• What is being asked: Your task is to transcribe all the entries exactly, excluding pictures.

• Material for this exercise:
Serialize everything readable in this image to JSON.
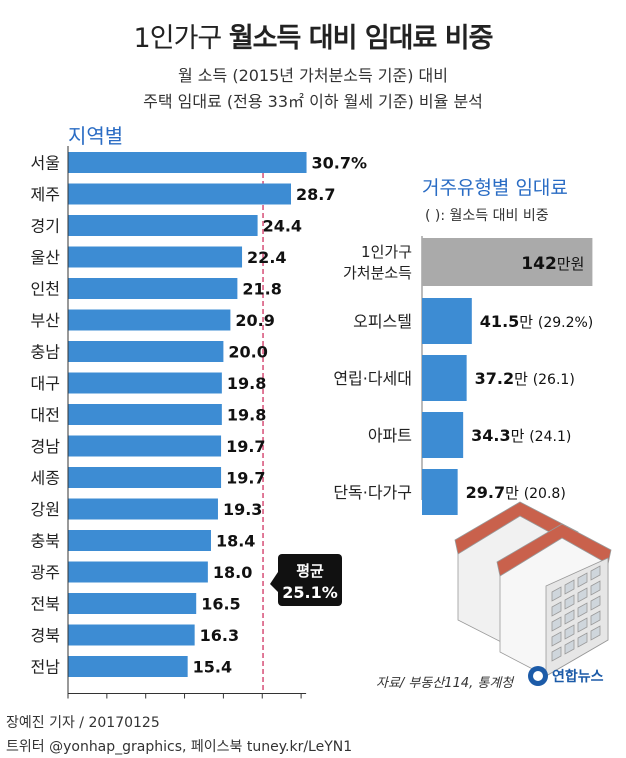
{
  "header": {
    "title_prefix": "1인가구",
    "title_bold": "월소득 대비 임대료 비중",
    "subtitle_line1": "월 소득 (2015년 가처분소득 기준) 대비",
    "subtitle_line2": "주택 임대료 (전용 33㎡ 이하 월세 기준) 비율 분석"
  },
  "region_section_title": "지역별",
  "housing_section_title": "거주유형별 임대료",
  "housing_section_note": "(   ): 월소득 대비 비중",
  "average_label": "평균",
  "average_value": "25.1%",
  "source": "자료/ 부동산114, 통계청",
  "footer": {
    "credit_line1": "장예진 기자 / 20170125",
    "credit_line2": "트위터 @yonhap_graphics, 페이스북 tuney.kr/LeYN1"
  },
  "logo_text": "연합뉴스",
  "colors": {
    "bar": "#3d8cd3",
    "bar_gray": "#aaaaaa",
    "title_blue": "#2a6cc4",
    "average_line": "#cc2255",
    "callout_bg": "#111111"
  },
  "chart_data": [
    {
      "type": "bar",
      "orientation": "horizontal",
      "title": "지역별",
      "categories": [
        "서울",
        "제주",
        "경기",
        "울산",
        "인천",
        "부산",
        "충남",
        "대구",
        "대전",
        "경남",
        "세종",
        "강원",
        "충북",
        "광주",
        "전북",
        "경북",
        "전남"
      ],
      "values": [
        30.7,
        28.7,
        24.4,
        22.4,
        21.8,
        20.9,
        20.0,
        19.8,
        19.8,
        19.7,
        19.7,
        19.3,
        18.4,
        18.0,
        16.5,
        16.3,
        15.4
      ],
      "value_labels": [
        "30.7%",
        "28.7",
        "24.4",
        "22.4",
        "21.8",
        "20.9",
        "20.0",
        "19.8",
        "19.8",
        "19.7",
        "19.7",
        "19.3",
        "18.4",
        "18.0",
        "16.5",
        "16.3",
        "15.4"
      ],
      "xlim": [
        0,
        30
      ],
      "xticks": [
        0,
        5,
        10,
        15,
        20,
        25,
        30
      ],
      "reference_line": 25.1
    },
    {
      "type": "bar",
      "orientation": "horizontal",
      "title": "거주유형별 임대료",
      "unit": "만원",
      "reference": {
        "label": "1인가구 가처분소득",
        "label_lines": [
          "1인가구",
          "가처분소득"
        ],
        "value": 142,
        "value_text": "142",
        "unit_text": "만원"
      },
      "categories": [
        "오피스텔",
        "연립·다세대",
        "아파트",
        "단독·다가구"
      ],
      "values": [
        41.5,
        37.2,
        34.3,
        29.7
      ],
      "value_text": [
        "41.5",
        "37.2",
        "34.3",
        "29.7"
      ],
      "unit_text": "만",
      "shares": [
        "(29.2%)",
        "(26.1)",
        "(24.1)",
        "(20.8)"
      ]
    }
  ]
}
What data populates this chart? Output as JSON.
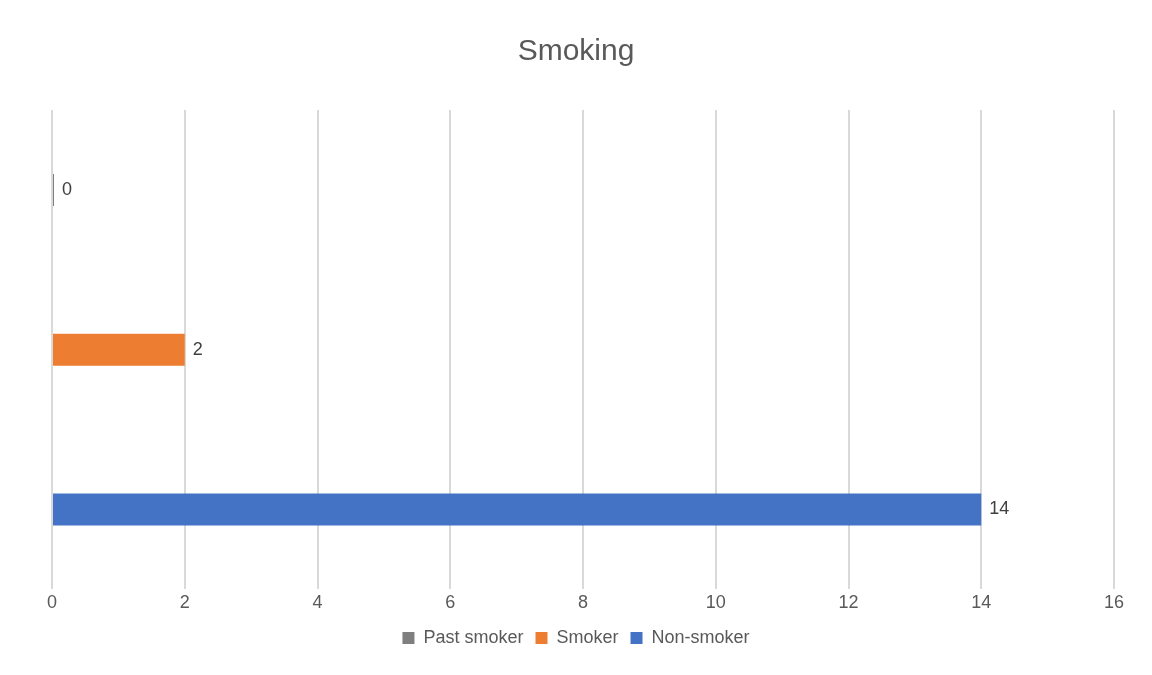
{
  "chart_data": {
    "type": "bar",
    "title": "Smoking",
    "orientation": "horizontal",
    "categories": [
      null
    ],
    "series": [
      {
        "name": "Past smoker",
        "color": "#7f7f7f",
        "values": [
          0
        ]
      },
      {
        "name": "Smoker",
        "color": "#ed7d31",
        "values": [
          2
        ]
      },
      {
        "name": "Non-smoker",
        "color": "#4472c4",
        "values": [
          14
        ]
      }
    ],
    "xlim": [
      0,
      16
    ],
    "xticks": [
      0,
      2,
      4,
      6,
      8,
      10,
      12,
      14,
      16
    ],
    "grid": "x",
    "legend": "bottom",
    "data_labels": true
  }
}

• Output:
Serialize everything readable in this image to JSON.
{
  "header": {
    "title_prefix": "1인가구",
    "title_bold": "월소득 대비 임대료 비중",
    "subtitle_line1": "월 소득 (2015년 가처분소득 기준) 대비",
    "subtitle_line2": "주택 임대료 (전용 33㎡ 이하 월세 기준) 비율 분석"
  },
  "region_section_title": "지역별",
  "housing_section_title": "거주유형별 임대료",
  "housing_section_note": "(   ): 월소득 대비 비중",
  "average_label": "평균",
  "average_value": "25.1%",
  "source": "자료/ 부동산114, 통계청",
  "footer": {
    "credit_line1": "장예진 기자 / 20170125",
    "credit_line2": "트위터 @yonhap_graphics, 페이스북 tuney.kr/LeYN1"
  },
  "logo_text": "연합뉴스",
  "colors": {
    "bar": "#3d8cd3",
    "bar_gray": "#aaaaaa",
    "title_blue": "#2a6cc4",
    "average_line": "#cc2255",
    "callout_bg": "#111111"
  },
  "chart_data": [
    {
      "type": "bar",
      "orientation": "horizontal",
      "title": "지역별",
      "categories": [
        "서울",
        "제주",
        "경기",
        "울산",
        "인천",
        "부산",
        "충남",
        "대구",
        "대전",
        "경남",
        "세종",
        "강원",
        "충북",
        "광주",
        "전북",
        "경북",
        "전남"
      ],
      "values": [
        30.7,
        28.7,
        24.4,
        22.4,
        21.8,
        20.9,
        20.0,
        19.8,
        19.8,
        19.7,
        19.7,
        19.3,
        18.4,
        18.0,
        16.5,
        16.3,
        15.4
      ],
      "value_labels": [
        "30.7%",
        "28.7",
        "24.4",
        "22.4",
        "21.8",
        "20.9",
        "20.0",
        "19.8",
        "19.8",
        "19.7",
        "19.7",
        "19.3",
        "18.4",
        "18.0",
        "16.5",
        "16.3",
        "15.4"
      ],
      "xlim": [
        0,
        30
      ],
      "xticks": [
        0,
        5,
        10,
        15,
        20,
        25,
        30
      ],
      "reference_line": 25.1
    },
    {
      "type": "bar",
      "orientation": "horizontal",
      "title": "거주유형별 임대료",
      "unit": "만원",
      "reference": {
        "label": "1인가구 가처분소득",
        "label_lines": [
          "1인가구",
          "가처분소득"
        ],
        "value": 142,
        "value_text": "142",
        "unit_text": "만원"
      },
      "categories": [
        "오피스텔",
        "연립·다세대",
        "아파트",
        "단독·다가구"
      ],
      "values": [
        41.5,
        37.2,
        34.3,
        29.7
      ],
      "value_text": [
        "41.5",
        "37.2",
        "34.3",
        "29.7"
      ],
      "unit_text": "만",
      "shares": [
        "(29.2%)",
        "(26.1)",
        "(24.1)",
        "(20.8)"
      ]
    }
  ]
}
What data populates this chart? Output as JSON.
{
  "chart_data": {
    "type": "bar",
    "title": "Smoking",
    "orientation": "horizontal",
    "categories": [
      null
    ],
    "series": [
      {
        "name": "Past smoker",
        "color": "#7f7f7f",
        "values": [
          0
        ]
      },
      {
        "name": "Smoker",
        "color": "#ed7d31",
        "values": [
          2
        ]
      },
      {
        "name": "Non-smoker",
        "color": "#4472c4",
        "values": [
          14
        ]
      }
    ],
    "xlim": [
      0,
      16
    ],
    "xticks": [
      0,
      2,
      4,
      6,
      8,
      10,
      12,
      14,
      16
    ],
    "grid": "x",
    "legend": "bottom",
    "data_labels": true
  }
}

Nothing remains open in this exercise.